• **PROBLEM STATEMENT**
Starting at the line that contains "Give me the", reproduce every line through the end of the entries below, with no pictures in the copy.

• **DATA RECORDS**
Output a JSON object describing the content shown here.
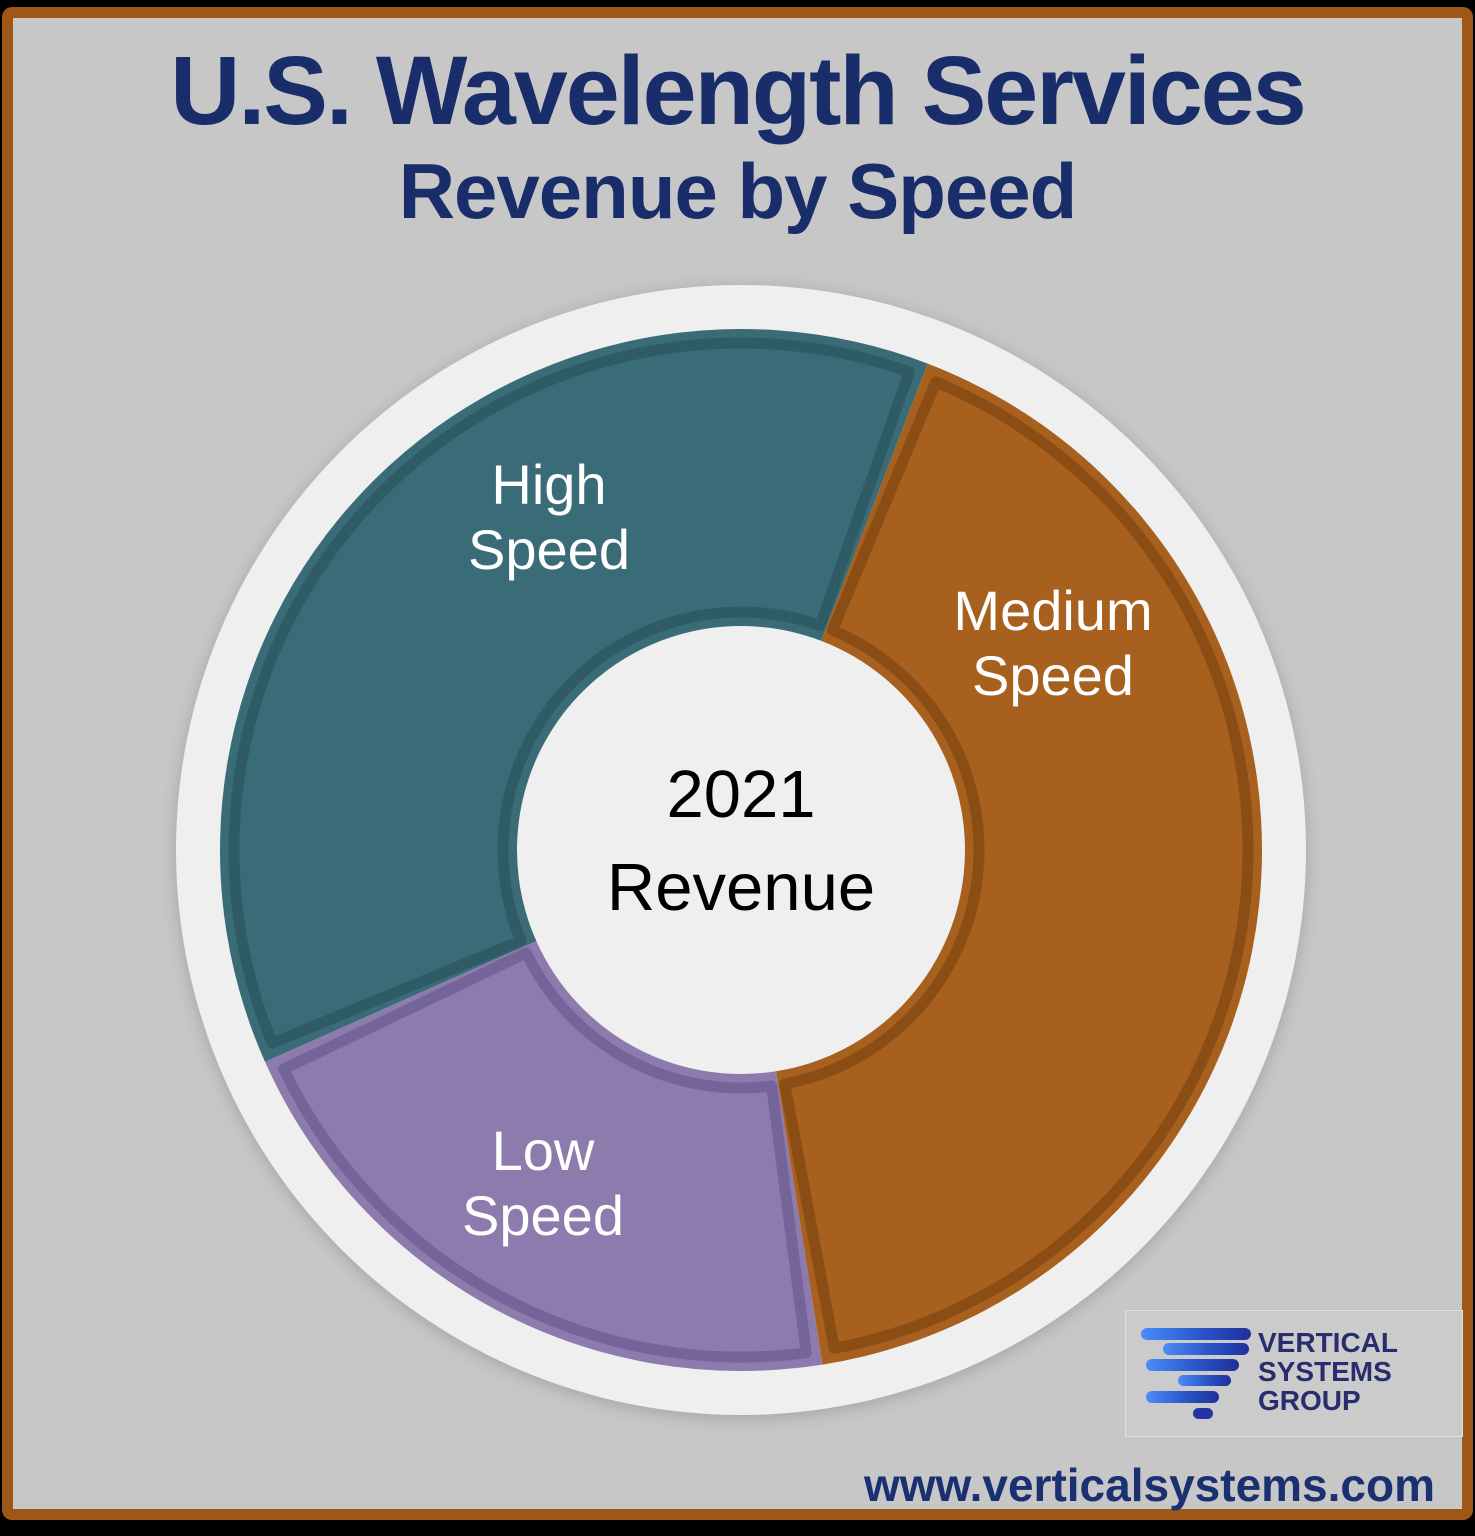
{
  "title": {
    "line1": "U.S. Wavelength Services",
    "line2": "Revenue by Speed",
    "color": "#1a2d6b"
  },
  "chart_data": {
    "type": "pie",
    "subtype": "donut",
    "title": "U.S. Wavelength Services Revenue by Speed",
    "center_label": {
      "line1": "2021",
      "line2": "Revenue"
    },
    "ring_color": "#efefef",
    "legend": "labels drawn on slices",
    "categories": [
      "High Speed",
      "Medium Speed",
      "Low Speed"
    ],
    "values": [
      37.5,
      41.7,
      20.8
    ],
    "segments": [
      {
        "label": "High Speed",
        "label_line1": "High",
        "label_line2": "Speed",
        "color": "#3a6c78",
        "edge_color": "#2f5b66",
        "start_angle_deg": 246,
        "end_angle_deg": 381,
        "percent_estimate": 37.5
      },
      {
        "label": "Medium Speed",
        "label_line1": "Medium",
        "label_line2": "Speed",
        "color": "#a7601d",
        "edge_color": "#8a4e15",
        "start_angle_deg": 21,
        "end_angle_deg": 171,
        "percent_estimate": 41.7
      },
      {
        "label": "Low Speed",
        "label_line1": "Low",
        "label_line2": "Speed",
        "color": "#8c7bac",
        "edge_color": "#75649a",
        "start_angle_deg": 171,
        "end_angle_deg": 246,
        "percent_estimate": 20.8
      }
    ]
  },
  "logo": {
    "line1": "VERTICAL",
    "line2": "SYSTEMS",
    "line3": "GROUP",
    "text_color": "#282e6d",
    "bar_gradient_left": "#4b8df8",
    "bar_gradient_right": "#1e2f9a"
  },
  "footer": {
    "url": "www.verticalsystems.com",
    "color": "#1a3070"
  },
  "palette": {
    "background_gray": "#c7c7c7",
    "frame_border_brown": "#9e5716",
    "outer_band_black": "#000000",
    "ring_white": "#efefef"
  }
}
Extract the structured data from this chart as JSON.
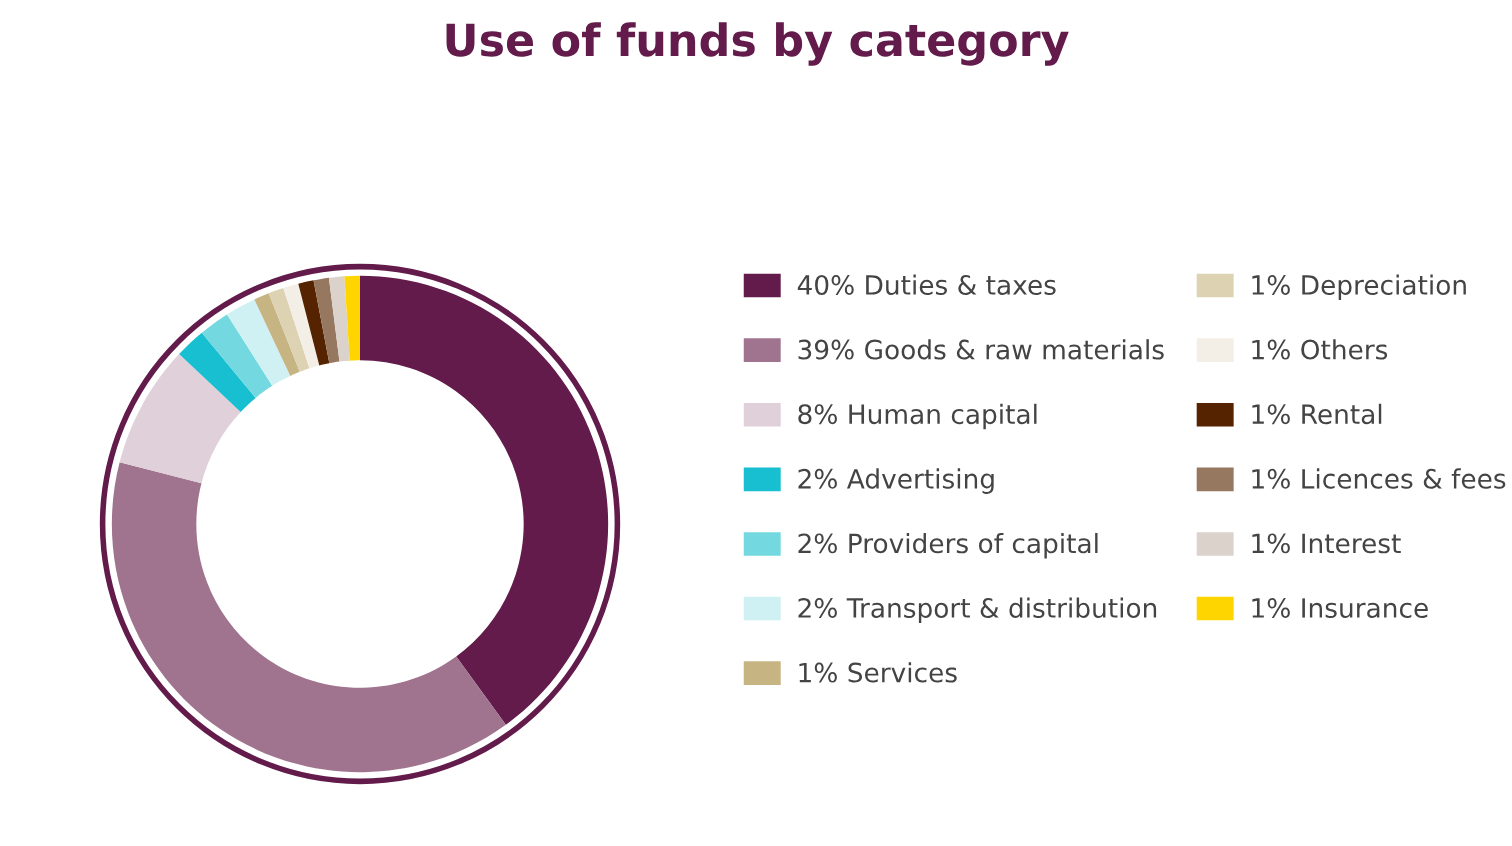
{
  "chart_data": {
    "type": "donut",
    "title": "Use of funds by category",
    "categories": [
      "40% Duties & taxes",
      "39% Goods & raw materials",
      "8% Human capital",
      "2% Advertising",
      "2% Providers of capital",
      "2% Transport & distribution",
      "1% Services",
      "1% Depreciation",
      "1% Others",
      "1% Rental",
      "1% Licences & fees",
      "1% Interest",
      "1% Insurance"
    ],
    "values": [
      40,
      39,
      8,
      2,
      2,
      2,
      1,
      1,
      1,
      1,
      1,
      1,
      1
    ],
    "colors": [
      "#621b4a",
      "#a0748f",
      "#dfd0da",
      "#17bfd0",
      "#74d8e0",
      "#d0f1f3",
      "#c6b482",
      "#ddd2b2",
      "#f3efe7",
      "#552300",
      "#967760",
      "#dbd2cc",
      "#ffd500"
    ],
    "legend": "right"
  }
}
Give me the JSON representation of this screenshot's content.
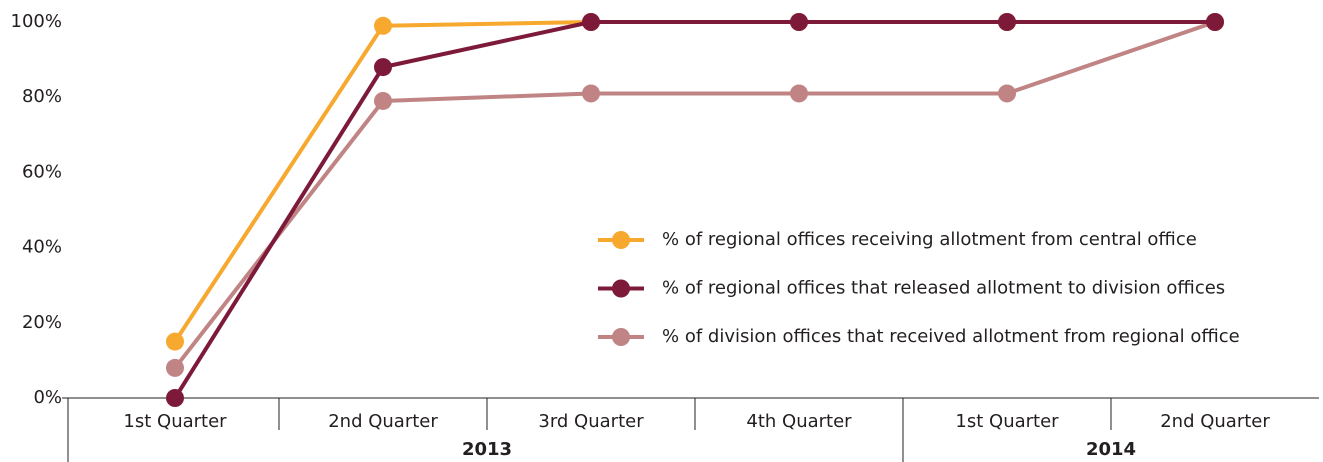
{
  "chart_data": {
    "type": "line",
    "categories": [
      "1st Quarter",
      "2nd Quarter",
      "3rd Quarter",
      "4th Quarter",
      "1st Quarter",
      "2nd Quarter"
    ],
    "groups": [
      {
        "name": "2013",
        "count": 4
      },
      {
        "name": "2014",
        "count": 2
      }
    ],
    "series": [
      {
        "name": "% of regional offices receiving allotment from central office",
        "color": "#f7a82f",
        "values": [
          15,
          99,
          100,
          100,
          100,
          100
        ]
      },
      {
        "name": "% of regional offices that released allotment to division offices",
        "color": "#7d1a3a",
        "values": [
          0,
          88,
          100,
          100,
          100,
          100
        ]
      },
      {
        "name": "% of division offices that received allotment from regional office",
        "color": "#c08484",
        "values": [
          8,
          79,
          81,
          81,
          81,
          100
        ]
      }
    ],
    "ylim": [
      0,
      100
    ],
    "yticks": [
      {
        "value": 0,
        "label": "0%"
      },
      {
        "value": 20,
        "label": "20%"
      },
      {
        "value": 40,
        "label": "40%"
      },
      {
        "value": 60,
        "label": "60%"
      },
      {
        "value": 80,
        "label": "80%"
      },
      {
        "value": 100,
        "label": "100%"
      }
    ],
    "grid": false
  }
}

• **ANSWER TO THE EXERCISE**
Give me the JSON representation of this screenshot's content.
{
  "chart_data": {
    "type": "line",
    "categories": [
      "1st Quarter",
      "2nd Quarter",
      "3rd Quarter",
      "4th Quarter",
      "1st Quarter",
      "2nd Quarter"
    ],
    "groups": [
      {
        "name": "2013",
        "count": 4
      },
      {
        "name": "2014",
        "count": 2
      }
    ],
    "series": [
      {
        "name": "% of regional offices receiving allotment from central office",
        "color": "#f7a82f",
        "values": [
          15,
          99,
          100,
          100,
          100,
          100
        ]
      },
      {
        "name": "% of regional offices that released allotment to division offices",
        "color": "#7d1a3a",
        "values": [
          0,
          88,
          100,
          100,
          100,
          100
        ]
      },
      {
        "name": "% of division offices that received allotment from regional office",
        "color": "#c08484",
        "values": [
          8,
          79,
          81,
          81,
          81,
          100
        ]
      }
    ],
    "ylim": [
      0,
      100
    ],
    "yticks": [
      {
        "value": 0,
        "label": "0%"
      },
      {
        "value": 20,
        "label": "20%"
      },
      {
        "value": 40,
        "label": "40%"
      },
      {
        "value": 60,
        "label": "60%"
      },
      {
        "value": 80,
        "label": "80%"
      },
      {
        "value": 100,
        "label": "100%"
      }
    ],
    "grid": false
  }
}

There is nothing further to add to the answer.